● **DIRECTION**
Retype every entry in its entirety, without alteration.
..........
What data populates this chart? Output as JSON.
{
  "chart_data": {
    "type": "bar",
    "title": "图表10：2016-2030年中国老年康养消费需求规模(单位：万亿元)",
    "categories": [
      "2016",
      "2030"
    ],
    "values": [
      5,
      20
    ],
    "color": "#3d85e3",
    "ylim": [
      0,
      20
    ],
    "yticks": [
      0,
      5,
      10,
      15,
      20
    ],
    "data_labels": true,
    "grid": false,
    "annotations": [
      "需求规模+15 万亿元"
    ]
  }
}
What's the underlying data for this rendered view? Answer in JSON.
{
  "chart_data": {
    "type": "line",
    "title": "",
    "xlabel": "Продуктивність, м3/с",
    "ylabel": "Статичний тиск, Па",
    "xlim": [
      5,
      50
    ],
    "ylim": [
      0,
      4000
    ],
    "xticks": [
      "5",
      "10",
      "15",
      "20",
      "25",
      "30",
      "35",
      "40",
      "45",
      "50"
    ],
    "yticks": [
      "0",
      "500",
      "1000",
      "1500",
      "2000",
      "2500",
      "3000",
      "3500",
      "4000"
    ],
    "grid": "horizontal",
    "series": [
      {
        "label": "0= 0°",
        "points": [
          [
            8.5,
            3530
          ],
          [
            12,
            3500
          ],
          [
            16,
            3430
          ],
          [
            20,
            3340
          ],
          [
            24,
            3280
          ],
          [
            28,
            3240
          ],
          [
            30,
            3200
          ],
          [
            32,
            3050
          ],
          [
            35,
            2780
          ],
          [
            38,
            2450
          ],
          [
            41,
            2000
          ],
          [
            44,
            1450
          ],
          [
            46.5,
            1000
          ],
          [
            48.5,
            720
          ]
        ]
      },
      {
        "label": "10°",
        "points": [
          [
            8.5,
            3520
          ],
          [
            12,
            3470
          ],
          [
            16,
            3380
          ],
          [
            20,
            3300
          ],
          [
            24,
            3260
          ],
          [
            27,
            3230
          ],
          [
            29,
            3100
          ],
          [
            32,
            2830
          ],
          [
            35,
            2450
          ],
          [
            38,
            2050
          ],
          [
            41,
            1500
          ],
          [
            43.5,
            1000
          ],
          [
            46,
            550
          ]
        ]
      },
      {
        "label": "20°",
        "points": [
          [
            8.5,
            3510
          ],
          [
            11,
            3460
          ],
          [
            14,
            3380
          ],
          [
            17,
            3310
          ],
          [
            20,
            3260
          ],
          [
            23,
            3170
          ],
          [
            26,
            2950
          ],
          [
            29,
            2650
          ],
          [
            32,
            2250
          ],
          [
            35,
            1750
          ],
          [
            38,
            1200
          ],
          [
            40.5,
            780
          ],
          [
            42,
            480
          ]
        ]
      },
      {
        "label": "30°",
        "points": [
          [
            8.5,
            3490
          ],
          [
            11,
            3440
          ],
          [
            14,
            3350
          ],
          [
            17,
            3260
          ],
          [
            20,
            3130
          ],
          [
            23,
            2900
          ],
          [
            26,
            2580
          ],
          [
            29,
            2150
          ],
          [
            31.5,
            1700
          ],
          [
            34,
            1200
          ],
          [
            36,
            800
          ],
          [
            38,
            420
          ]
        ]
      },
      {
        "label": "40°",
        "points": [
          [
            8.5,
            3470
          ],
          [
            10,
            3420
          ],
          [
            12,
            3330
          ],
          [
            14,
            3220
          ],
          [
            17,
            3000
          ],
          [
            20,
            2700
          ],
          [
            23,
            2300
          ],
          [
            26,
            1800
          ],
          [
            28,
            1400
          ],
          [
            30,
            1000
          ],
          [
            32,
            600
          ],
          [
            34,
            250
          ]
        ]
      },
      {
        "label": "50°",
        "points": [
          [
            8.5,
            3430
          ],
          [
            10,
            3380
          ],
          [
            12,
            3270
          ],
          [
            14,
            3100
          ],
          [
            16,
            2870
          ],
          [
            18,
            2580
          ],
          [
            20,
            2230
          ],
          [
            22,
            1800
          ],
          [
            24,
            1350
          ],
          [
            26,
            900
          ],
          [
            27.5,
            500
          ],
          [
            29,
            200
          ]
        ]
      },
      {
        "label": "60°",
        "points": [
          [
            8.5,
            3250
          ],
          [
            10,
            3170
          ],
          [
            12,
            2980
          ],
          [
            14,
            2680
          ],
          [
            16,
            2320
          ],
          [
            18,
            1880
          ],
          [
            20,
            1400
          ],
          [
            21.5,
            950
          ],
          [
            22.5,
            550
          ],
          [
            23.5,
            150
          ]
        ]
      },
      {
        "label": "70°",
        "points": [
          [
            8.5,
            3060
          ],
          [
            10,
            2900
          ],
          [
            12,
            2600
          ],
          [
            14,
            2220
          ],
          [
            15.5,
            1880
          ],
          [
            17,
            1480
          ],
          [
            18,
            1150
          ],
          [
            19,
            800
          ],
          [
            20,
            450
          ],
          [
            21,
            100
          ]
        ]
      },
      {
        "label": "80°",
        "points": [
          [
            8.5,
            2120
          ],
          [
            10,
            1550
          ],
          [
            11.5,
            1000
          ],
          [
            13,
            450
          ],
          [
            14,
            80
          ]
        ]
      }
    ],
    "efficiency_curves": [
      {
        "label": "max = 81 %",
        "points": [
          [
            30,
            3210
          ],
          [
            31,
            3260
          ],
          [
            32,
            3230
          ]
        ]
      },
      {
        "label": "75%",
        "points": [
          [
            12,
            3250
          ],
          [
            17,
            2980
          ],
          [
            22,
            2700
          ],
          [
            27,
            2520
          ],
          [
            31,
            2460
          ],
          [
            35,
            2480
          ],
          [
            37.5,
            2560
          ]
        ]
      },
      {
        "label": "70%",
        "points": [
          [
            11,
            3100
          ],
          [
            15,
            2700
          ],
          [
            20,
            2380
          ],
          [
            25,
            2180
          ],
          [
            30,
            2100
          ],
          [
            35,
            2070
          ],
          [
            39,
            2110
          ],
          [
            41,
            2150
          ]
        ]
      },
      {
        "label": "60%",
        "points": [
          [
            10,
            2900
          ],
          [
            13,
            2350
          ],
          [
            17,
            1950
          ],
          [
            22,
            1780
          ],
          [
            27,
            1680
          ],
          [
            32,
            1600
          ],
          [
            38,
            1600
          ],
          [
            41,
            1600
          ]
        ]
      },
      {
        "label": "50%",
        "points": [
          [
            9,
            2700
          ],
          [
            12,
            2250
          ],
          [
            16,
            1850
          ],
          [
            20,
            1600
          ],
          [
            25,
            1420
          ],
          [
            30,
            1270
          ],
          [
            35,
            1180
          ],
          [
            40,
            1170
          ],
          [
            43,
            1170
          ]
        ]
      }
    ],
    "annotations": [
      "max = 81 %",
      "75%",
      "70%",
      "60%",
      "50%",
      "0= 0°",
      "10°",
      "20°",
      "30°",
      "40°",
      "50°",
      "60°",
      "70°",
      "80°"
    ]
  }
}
..........
● **RESULT**
What data populates this chart? Output as JSON.
{
  "chart_data": {
    "type": "bar",
    "title": "图表10：2016-2030年中国老年康养消费需求规模(单位：万亿元)",
    "categories": [
      "2016",
      "2030"
    ],
    "values": [
      5,
      20
    ],
    "color": "#3d85e3",
    "ylim": [
      0,
      20
    ],
    "yticks": [
      0,
      5,
      10,
      15,
      20
    ],
    "data_labels": true,
    "grid": false,
    "annotations": [
      "需求规模+15 万亿元"
    ]
  }
}
What's the underlying data for this rendered view? Answer in JSON.
{
  "chart_data": {
    "type": "line",
    "title": "",
    "xlabel": "Продуктивність, м3/с",
    "ylabel": "Статичний тиск, Па",
    "xlim": [
      5,
      50
    ],
    "ylim": [
      0,
      4000
    ],
    "xticks": [
      "5",
      "10",
      "15",
      "20",
      "25",
      "30",
      "35",
      "40",
      "45",
      "50"
    ],
    "yticks": [
      "0",
      "500",
      "1000",
      "1500",
      "2000",
      "2500",
      "3000",
      "3500",
      "4000"
    ],
    "grid": "horizontal",
    "series": [
      {
        "label": "0= 0°",
        "points": [
          [
            8.5,
            3530
          ],
          [
            12,
            3500
          ],
          [
            16,
            3430
          ],
          [
            20,
            3340
          ],
          [
            24,
            3280
          ],
          [
            28,
            3240
          ],
          [
            30,
            3200
          ],
          [
            32,
            3050
          ],
          [
            35,
            2780
          ],
          [
            38,
            2450
          ],
          [
            41,
            2000
          ],
          [
            44,
            1450
          ],
          [
            46.5,
            1000
          ],
          [
            48.5,
            720
          ]
        ]
      },
      {
        "label": "10°",
        "points": [
          [
            8.5,
            3520
          ],
          [
            12,
            3470
          ],
          [
            16,
            3380
          ],
          [
            20,
            3300
          ],
          [
            24,
            3260
          ],
          [
            27,
            3230
          ],
          [
            29,
            3100
          ],
          [
            32,
            2830
          ],
          [
            35,
            2450
          ],
          [
            38,
            2050
          ],
          [
            41,
            1500
          ],
          [
            43.5,
            1000
          ],
          [
            46,
            550
          ]
        ]
      },
      {
        "label": "20°",
        "points": [
          [
            8.5,
            3510
          ],
          [
            11,
            3460
          ],
          [
            14,
            3380
          ],
          [
            17,
            3310
          ],
          [
            20,
            3260
          ],
          [
            23,
            3170
          ],
          [
            26,
            2950
          ],
          [
            29,
            2650
          ],
          [
            32,
            2250
          ],
          [
            35,
            1750
          ],
          [
            38,
            1200
          ],
          [
            40.5,
            780
          ],
          [
            42,
            480
          ]
        ]
      },
      {
        "label": "30°",
        "points": [
          [
            8.5,
            3490
          ],
          [
            11,
            3440
          ],
          [
            14,
            3350
          ],
          [
            17,
            3260
          ],
          [
            20,
            3130
          ],
          [
            23,
            2900
          ],
          [
            26,
            2580
          ],
          [
            29,
            2150
          ],
          [
            31.5,
            1700
          ],
          [
            34,
            1200
          ],
          [
            36,
            800
          ],
          [
            38,
            420
          ]
        ]
      },
      {
        "label": "40°",
        "points": [
          [
            8.5,
            3470
          ],
          [
            10,
            3420
          ],
          [
            12,
            3330
          ],
          [
            14,
            3220
          ],
          [
            17,
            3000
          ],
          [
            20,
            2700
          ],
          [
            23,
            2300
          ],
          [
            26,
            1800
          ],
          [
            28,
            1400
          ],
          [
            30,
            1000
          ],
          [
            32,
            600
          ],
          [
            34,
            250
          ]
        ]
      },
      {
        "label": "50°",
        "points": [
          [
            8.5,
            3430
          ],
          [
            10,
            3380
          ],
          [
            12,
            3270
          ],
          [
            14,
            3100
          ],
          [
            16,
            2870
          ],
          [
            18,
            2580
          ],
          [
            20,
            2230
          ],
          [
            22,
            1800
          ],
          [
            24,
            1350
          ],
          [
            26,
            900
          ],
          [
            27.5,
            500
          ],
          [
            29,
            200
          ]
        ]
      },
      {
        "label": "60°",
        "points": [
          [
            8.5,
            3250
          ],
          [
            10,
            3170
          ],
          [
            12,
            2980
          ],
          [
            14,
            2680
          ],
          [
            16,
            2320
          ],
          [
            18,
            1880
          ],
          [
            20,
            1400
          ],
          [
            21.5,
            950
          ],
          [
            22.5,
            550
          ],
          [
            23.5,
            150
          ]
        ]
      },
      {
        "label": "70°",
        "points": [
          [
            8.5,
            3060
          ],
          [
            10,
            2900
          ],
          [
            12,
            2600
          ],
          [
            14,
            2220
          ],
          [
            15.5,
            1880
          ],
          [
            17,
            1480
          ],
          [
            18,
            1150
          ],
          [
            19,
            800
          ],
          [
            20,
            450
          ],
          [
            21,
            100
          ]
        ]
      },
      {
        "label": "80°",
        "points": [
          [
            8.5,
            2120
          ],
          [
            10,
            1550
          ],
          [
            11.5,
            1000
          ],
          [
            13,
            450
          ],
          [
            14,
            80
          ]
        ]
      }
    ],
    "efficiency_curves": [
      {
        "label": "max = 81 %",
        "points": [
          [
            30,
            3210
          ],
          [
            31,
            3260
          ],
          [
            32,
            3230
          ]
        ]
      },
      {
        "label": "75%",
        "points": [
          [
            12,
            3250
          ],
          [
            17,
            2980
          ],
          [
            22,
            2700
          ],
          [
            27,
            2520
          ],
          [
            31,
            2460
          ],
          [
            35,
            2480
          ],
          [
            37.5,
            2560
          ]
        ]
      },
      {
        "label": "70%",
        "points": [
          [
            11,
            3100
          ],
          [
            15,
            2700
          ],
          [
            20,
            2380
          ],
          [
            25,
            2180
          ],
          [
            30,
            2100
          ],
          [
            35,
            2070
          ],
          [
            39,
            2110
          ],
          [
            41,
            2150
          ]
        ]
      },
      {
        "label": "60%",
        "points": [
          [
            10,
            2900
          ],
          [
            13,
            2350
          ],
          [
            17,
            1950
          ],
          [
            22,
            1780
          ],
          [
            27,
            1680
          ],
          [
            32,
            1600
          ],
          [
            38,
            1600
          ],
          [
            41,
            1600
          ]
        ]
      },
      {
        "label": "50%",
        "points": [
          [
            9,
            2700
          ],
          [
            12,
            2250
          ],
          [
            16,
            1850
          ],
          [
            20,
            1600
          ],
          [
            25,
            1420
          ],
          [
            30,
            1270
          ],
          [
            35,
            1180
          ],
          [
            40,
            1170
          ],
          [
            43,
            1170
          ]
        ]
      }
    ],
    "annotations": [
      "max = 81 %",
      "75%",
      "70%",
      "60%",
      "50%",
      "0= 0°",
      "10°",
      "20°",
      "30°",
      "40°",
      "50°",
      "60°",
      "70°",
      "80°"
    ]
  }
}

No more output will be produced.